*PROBLEM DESCRIPTION*:
Retype all the entries word for word, but omit the pictures.

begin RECORDED INFORMATION

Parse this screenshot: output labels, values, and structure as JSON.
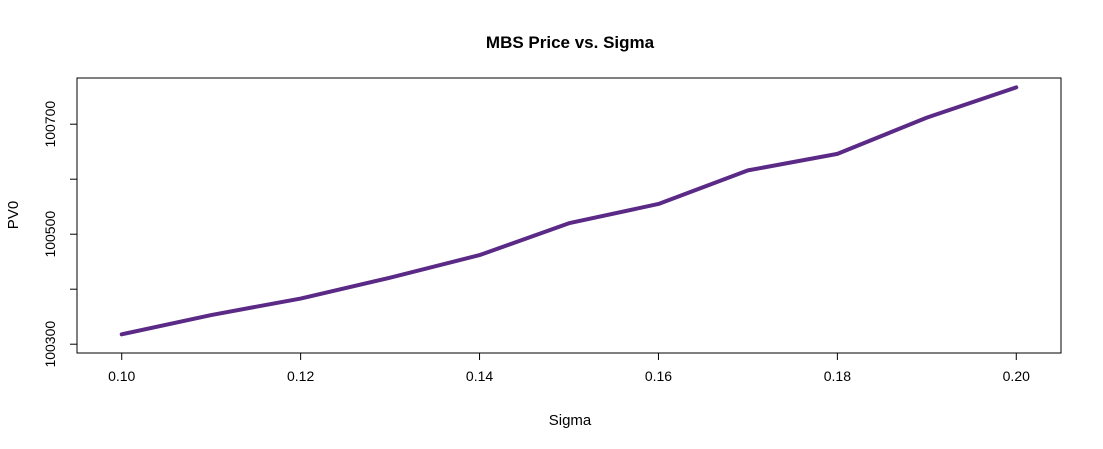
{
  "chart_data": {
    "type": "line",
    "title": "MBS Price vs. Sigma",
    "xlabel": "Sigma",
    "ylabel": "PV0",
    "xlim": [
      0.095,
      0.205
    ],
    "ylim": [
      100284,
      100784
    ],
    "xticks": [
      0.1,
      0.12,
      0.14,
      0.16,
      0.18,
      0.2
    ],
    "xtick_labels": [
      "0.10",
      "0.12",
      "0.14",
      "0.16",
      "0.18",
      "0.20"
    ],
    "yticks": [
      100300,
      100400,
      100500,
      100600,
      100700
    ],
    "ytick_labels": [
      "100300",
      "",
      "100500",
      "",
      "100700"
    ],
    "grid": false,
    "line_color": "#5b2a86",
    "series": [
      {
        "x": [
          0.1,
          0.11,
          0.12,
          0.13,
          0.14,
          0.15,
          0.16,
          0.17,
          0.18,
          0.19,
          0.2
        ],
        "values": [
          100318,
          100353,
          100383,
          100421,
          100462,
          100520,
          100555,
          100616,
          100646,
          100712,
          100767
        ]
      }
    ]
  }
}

end RECORDED INFORMATION

*ANSWER TO THIS PROBLEM*:
Parse this screenshot: output labels, values, and structure as JSON.
{
  "chart_data": {
    "type": "line",
    "title": "MBS Price vs. Sigma",
    "xlabel": "Sigma",
    "ylabel": "PV0",
    "xlim": [
      0.095,
      0.205
    ],
    "ylim": [
      100284,
      100784
    ],
    "xticks": [
      0.1,
      0.12,
      0.14,
      0.16,
      0.18,
      0.2
    ],
    "xtick_labels": [
      "0.10",
      "0.12",
      "0.14",
      "0.16",
      "0.18",
      "0.20"
    ],
    "yticks": [
      100300,
      100400,
      100500,
      100600,
      100700
    ],
    "ytick_labels": [
      "100300",
      "",
      "100500",
      "",
      "100700"
    ],
    "grid": false,
    "line_color": "#5b2a86",
    "series": [
      {
        "x": [
          0.1,
          0.11,
          0.12,
          0.13,
          0.14,
          0.15,
          0.16,
          0.17,
          0.18,
          0.19,
          0.2
        ],
        "values": [
          100318,
          100353,
          100383,
          100421,
          100462,
          100520,
          100555,
          100616,
          100646,
          100712,
          100767
        ]
      }
    ]
  }
}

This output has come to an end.